### WHAT THE EXERCISE ASKS
Give the number of lines in the data that contain "icon", and nothing more.

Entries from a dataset
= = = = = = =

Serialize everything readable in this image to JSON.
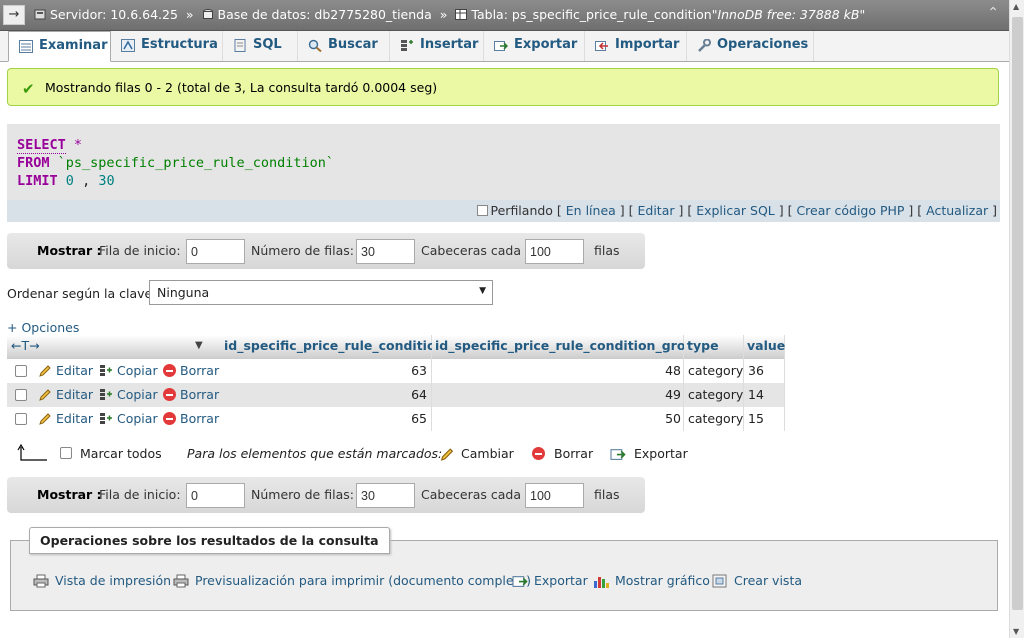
{
  "breadcrumb": {
    "server_label": "Servidor: 10.6.64.25",
    "db_label": "Base de datos: db2775280_tienda",
    "table_label": "Tabla: ps_specific_price_rule_condition",
    "table_comment": "\"InnoDB free: 37888 kB\"",
    "separator": "»"
  },
  "tabs": [
    {
      "label": "Examinar",
      "icon": "browse-icon",
      "active": true
    },
    {
      "label": "Estructura",
      "icon": "structure-icon"
    },
    {
      "label": "SQL",
      "icon": "sql-icon"
    },
    {
      "label": "Buscar",
      "icon": "search-icon"
    },
    {
      "label": "Insertar",
      "icon": "insert-icon"
    },
    {
      "label": "Exportar",
      "icon": "export-icon"
    },
    {
      "label": "Importar",
      "icon": "import-icon"
    },
    {
      "label": "Operaciones",
      "icon": "wrench-icon"
    }
  ],
  "success": {
    "message": "Mostrando filas 0 - 2 (total de 3, La consulta tardó 0.0004 seg)"
  },
  "sql": {
    "select_kw": "SELECT",
    "star": "*",
    "from_kw": "FROM",
    "table": "`ps_specific_price_rule_condition`",
    "limit_kw": "LIMIT",
    "limit_start": "0",
    "comma": ",",
    "limit_count": "30"
  },
  "sql_links": {
    "profiling": "Perfilando",
    "inline": "En línea",
    "edit": "Editar",
    "explain": "Explicar SQL",
    "create_php": "Crear código PHP",
    "refresh": "Actualizar"
  },
  "nav": {
    "show_label": "Mostrar :",
    "start_label": "Fila de inicio:",
    "start_value": "0",
    "rows_label": "Número de filas:",
    "rows_value": "30",
    "headers_label": "Cabeceras cada",
    "headers_value": "100",
    "rows_suffix": "filas"
  },
  "sort": {
    "label": "Ordenar según la clave:",
    "value": "Ninguna"
  },
  "options_link": "+ Opciones",
  "table": {
    "columns": [
      "id_specific_price_rule_condition",
      "id_specific_price_rule_condition_group",
      "type",
      "value"
    ],
    "row_actions": {
      "edit": "Editar",
      "copy": "Copiar",
      "delete": "Borrar"
    },
    "rows": [
      {
        "id": "63",
        "group": "48",
        "type": "category",
        "value": "36"
      },
      {
        "id": "64",
        "group": "49",
        "type": "category",
        "value": "14"
      },
      {
        "id": "65",
        "group": "50",
        "type": "category",
        "value": "15"
      }
    ]
  },
  "bulk": {
    "check_all": "Marcar todos",
    "with_selected": "Para los elementos que están marcados:",
    "change": "Cambiar",
    "delete": "Borrar",
    "export": "Exportar"
  },
  "operations": {
    "legend": "Operaciones sobre los resultados de la consulta",
    "print_view": "Vista de impresión",
    "print_full": "Previsualización para imprimir (documento completo)",
    "export": "Exportar",
    "chart": "Mostrar gráfico",
    "create_view": "Crear vista"
  },
  "colors": {
    "link": "#235a81",
    "keyword": "#990099",
    "success_bg": "#ebf8a4"
  }
}
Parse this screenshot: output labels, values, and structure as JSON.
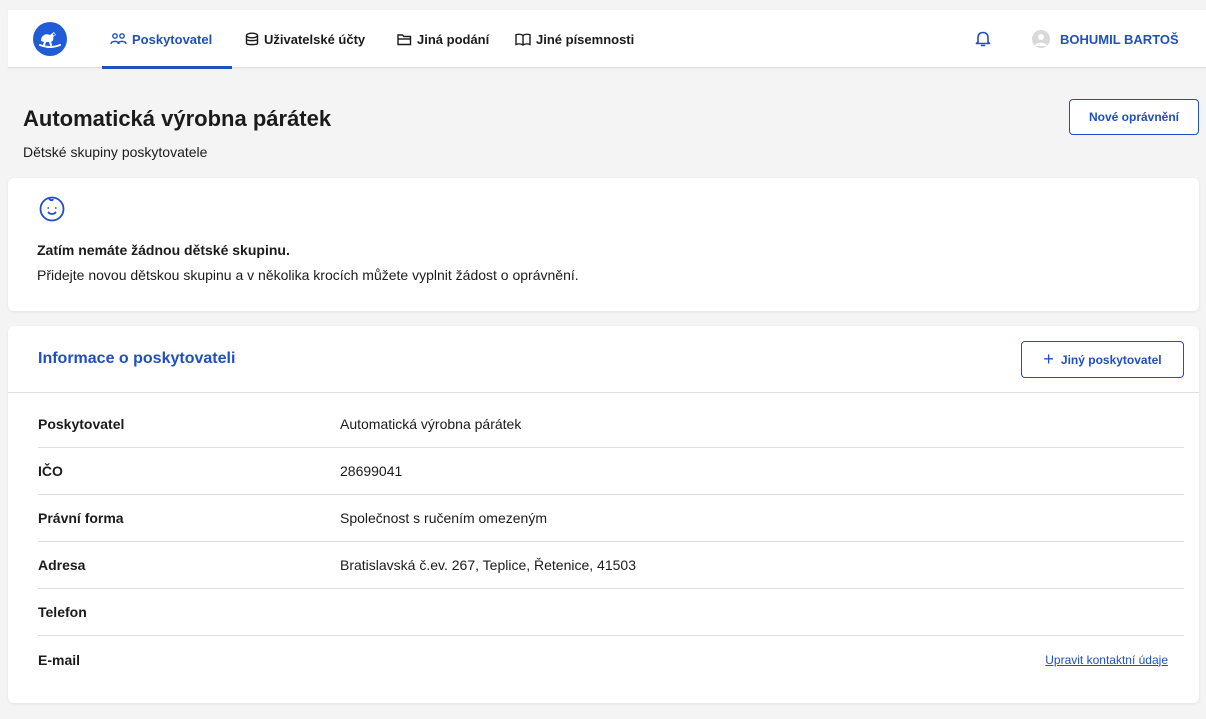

= = = = = = =

### OUTPUT OF THE TASK
8